- Assigned task: Throughout the entries below, report every line where "expression" is found.

- Extracted material:
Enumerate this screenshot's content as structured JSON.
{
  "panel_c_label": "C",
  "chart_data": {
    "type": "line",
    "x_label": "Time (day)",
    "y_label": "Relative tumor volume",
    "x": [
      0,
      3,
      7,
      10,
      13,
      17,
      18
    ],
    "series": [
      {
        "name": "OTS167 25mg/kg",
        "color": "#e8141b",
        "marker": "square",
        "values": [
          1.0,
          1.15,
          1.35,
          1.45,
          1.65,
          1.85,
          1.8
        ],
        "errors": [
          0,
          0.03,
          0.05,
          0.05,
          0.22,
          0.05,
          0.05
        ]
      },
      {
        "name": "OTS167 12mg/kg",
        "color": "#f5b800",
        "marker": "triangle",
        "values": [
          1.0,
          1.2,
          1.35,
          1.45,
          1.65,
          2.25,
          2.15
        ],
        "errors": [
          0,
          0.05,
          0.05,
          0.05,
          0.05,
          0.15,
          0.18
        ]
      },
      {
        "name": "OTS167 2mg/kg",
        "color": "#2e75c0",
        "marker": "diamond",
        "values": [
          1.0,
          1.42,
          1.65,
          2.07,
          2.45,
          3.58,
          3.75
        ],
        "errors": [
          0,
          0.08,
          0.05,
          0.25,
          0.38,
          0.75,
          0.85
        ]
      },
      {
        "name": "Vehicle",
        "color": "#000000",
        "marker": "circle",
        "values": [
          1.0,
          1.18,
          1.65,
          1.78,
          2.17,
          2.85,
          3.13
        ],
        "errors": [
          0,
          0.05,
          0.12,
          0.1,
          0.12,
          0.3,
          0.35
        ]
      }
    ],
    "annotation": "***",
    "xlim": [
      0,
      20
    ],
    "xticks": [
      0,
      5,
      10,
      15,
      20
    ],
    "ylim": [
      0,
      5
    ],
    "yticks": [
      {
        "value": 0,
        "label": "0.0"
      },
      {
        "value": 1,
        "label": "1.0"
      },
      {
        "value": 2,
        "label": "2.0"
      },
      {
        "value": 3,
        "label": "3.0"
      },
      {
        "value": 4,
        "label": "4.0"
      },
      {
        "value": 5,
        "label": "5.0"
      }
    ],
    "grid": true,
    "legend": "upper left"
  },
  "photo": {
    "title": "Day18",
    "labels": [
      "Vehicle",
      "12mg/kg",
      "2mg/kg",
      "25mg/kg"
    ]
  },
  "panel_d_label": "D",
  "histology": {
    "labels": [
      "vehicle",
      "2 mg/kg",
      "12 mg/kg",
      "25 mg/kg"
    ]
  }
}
--
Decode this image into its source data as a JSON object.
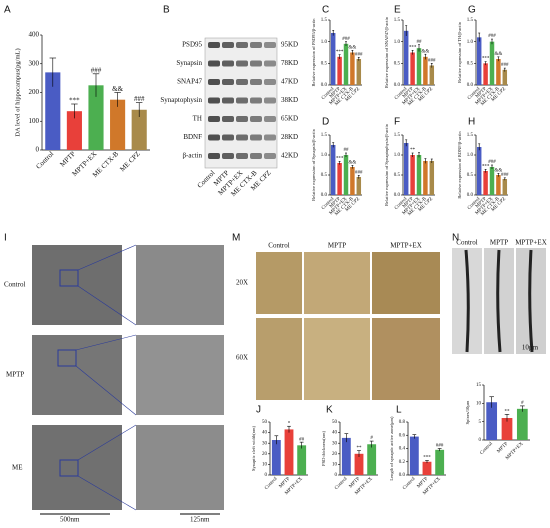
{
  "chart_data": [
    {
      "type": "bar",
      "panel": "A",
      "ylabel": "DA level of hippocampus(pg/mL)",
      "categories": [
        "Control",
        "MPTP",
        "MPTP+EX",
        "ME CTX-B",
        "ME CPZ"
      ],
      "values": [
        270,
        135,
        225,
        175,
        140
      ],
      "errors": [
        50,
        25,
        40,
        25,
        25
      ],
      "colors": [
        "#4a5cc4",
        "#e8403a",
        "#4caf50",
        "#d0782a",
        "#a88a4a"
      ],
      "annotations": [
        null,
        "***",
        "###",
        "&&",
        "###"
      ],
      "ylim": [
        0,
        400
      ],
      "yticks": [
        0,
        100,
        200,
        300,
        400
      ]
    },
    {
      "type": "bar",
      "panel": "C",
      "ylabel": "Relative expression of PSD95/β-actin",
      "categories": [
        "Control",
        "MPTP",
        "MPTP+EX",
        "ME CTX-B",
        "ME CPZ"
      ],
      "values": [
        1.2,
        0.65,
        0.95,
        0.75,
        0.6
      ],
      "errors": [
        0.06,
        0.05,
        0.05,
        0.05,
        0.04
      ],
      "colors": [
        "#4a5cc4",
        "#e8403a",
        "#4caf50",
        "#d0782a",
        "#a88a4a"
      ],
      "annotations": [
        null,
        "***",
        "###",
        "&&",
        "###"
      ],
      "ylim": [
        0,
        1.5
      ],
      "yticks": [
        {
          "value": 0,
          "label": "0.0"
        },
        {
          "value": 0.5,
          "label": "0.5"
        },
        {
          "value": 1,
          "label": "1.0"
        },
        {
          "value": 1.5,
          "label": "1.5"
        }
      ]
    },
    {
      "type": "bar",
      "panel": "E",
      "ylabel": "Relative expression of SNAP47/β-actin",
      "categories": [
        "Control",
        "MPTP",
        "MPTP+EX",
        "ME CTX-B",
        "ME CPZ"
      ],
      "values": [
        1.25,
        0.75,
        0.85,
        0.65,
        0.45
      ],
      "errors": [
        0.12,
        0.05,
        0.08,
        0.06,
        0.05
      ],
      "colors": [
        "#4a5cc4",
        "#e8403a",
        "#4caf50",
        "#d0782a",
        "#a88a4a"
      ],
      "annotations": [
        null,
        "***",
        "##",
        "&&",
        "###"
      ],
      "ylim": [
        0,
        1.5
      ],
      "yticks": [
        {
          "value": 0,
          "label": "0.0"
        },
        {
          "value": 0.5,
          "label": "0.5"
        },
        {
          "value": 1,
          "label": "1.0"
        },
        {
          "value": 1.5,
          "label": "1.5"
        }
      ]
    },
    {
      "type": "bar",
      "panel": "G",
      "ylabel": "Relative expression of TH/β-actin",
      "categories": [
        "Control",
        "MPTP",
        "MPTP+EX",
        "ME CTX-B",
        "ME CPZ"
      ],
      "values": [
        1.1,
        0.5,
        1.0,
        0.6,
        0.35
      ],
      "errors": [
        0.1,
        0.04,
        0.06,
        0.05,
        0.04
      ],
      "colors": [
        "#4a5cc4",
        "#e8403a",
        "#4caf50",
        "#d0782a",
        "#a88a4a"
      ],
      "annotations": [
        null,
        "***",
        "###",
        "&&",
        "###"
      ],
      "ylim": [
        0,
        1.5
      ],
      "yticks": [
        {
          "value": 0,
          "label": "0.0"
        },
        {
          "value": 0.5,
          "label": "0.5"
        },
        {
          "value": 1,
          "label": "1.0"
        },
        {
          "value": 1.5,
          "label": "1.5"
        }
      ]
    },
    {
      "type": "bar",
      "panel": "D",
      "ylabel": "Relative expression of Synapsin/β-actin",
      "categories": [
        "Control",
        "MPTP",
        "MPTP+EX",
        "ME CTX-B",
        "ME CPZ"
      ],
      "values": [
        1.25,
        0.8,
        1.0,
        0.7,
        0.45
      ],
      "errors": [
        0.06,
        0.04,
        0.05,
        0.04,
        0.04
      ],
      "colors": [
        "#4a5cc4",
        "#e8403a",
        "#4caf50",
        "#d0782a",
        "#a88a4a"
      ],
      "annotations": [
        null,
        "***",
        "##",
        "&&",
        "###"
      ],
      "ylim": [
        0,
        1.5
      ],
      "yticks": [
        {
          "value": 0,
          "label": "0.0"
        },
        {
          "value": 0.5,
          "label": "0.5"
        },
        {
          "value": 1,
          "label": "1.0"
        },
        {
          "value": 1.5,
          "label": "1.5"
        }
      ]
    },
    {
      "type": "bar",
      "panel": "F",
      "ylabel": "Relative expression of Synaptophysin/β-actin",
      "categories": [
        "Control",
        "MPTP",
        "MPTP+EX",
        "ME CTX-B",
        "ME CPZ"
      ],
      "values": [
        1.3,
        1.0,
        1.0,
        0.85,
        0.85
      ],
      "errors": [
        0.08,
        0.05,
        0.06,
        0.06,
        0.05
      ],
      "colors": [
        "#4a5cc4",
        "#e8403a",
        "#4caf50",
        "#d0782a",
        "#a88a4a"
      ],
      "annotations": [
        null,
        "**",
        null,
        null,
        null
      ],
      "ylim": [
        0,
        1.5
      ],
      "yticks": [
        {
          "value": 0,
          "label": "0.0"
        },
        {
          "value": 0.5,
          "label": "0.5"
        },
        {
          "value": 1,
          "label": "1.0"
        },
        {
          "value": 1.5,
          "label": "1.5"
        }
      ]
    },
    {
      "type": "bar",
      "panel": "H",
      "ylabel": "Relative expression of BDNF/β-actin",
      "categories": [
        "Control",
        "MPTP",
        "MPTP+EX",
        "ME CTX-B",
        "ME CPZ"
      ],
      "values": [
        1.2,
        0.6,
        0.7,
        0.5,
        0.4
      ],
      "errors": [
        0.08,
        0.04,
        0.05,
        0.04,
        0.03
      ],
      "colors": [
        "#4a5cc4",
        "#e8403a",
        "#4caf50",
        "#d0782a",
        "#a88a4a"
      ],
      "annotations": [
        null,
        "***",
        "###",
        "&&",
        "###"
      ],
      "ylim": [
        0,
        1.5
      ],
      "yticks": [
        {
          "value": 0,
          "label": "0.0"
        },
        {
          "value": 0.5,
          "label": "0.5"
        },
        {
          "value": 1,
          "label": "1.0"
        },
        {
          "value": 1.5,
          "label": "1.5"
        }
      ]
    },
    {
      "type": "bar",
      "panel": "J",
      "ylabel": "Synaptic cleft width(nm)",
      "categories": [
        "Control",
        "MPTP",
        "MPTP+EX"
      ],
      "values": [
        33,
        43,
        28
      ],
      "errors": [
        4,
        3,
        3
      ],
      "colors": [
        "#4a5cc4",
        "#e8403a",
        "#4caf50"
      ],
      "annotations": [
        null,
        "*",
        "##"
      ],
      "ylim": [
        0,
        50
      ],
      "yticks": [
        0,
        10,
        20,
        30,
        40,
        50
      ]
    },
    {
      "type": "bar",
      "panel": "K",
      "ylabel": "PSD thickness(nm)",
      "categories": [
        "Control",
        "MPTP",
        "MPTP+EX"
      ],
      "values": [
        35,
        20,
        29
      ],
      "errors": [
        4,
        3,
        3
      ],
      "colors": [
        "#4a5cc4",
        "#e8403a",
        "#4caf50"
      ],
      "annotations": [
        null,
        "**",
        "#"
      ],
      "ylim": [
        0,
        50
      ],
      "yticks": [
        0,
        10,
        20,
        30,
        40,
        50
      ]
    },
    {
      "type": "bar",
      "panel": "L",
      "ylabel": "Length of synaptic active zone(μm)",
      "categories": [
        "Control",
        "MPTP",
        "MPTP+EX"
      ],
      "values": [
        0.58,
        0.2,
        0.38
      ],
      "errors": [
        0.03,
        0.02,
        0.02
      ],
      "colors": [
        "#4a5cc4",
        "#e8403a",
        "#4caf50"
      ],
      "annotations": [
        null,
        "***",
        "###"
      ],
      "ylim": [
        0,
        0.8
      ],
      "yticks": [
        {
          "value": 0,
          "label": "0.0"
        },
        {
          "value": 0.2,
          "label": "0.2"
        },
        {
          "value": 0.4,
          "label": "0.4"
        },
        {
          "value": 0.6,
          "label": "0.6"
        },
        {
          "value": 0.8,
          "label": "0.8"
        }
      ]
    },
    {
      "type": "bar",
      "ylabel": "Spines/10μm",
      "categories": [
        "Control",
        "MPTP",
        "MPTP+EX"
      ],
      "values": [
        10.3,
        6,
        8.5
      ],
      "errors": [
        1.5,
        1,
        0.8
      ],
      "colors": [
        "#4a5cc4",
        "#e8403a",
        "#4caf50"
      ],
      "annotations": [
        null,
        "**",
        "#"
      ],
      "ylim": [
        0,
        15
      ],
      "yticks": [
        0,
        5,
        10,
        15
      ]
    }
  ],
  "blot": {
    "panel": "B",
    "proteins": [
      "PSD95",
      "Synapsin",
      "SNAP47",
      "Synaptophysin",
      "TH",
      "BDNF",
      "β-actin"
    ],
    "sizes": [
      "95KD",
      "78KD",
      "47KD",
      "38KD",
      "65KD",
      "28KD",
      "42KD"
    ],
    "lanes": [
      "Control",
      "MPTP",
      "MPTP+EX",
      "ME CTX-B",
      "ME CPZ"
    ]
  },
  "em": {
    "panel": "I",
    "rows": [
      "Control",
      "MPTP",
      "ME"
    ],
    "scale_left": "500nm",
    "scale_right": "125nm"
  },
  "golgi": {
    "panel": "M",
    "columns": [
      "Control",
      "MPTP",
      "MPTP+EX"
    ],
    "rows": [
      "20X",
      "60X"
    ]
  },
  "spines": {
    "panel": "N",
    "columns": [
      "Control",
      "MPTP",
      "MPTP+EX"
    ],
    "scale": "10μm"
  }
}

- Your solution:
      "ylabel": "Relative expression of PSD95/β-actin",
      "ylabel": "Relative expression of SNAP47/β-actin",
      "ylabel": "Relative expression of TH/β-actin",
      "ylabel": "Relative expression of Synapsin/β-actin",
      "ylabel": "Relative expression of Synaptophysin/β-actin",
      "ylabel": "Relative expression of BDNF/β-actin",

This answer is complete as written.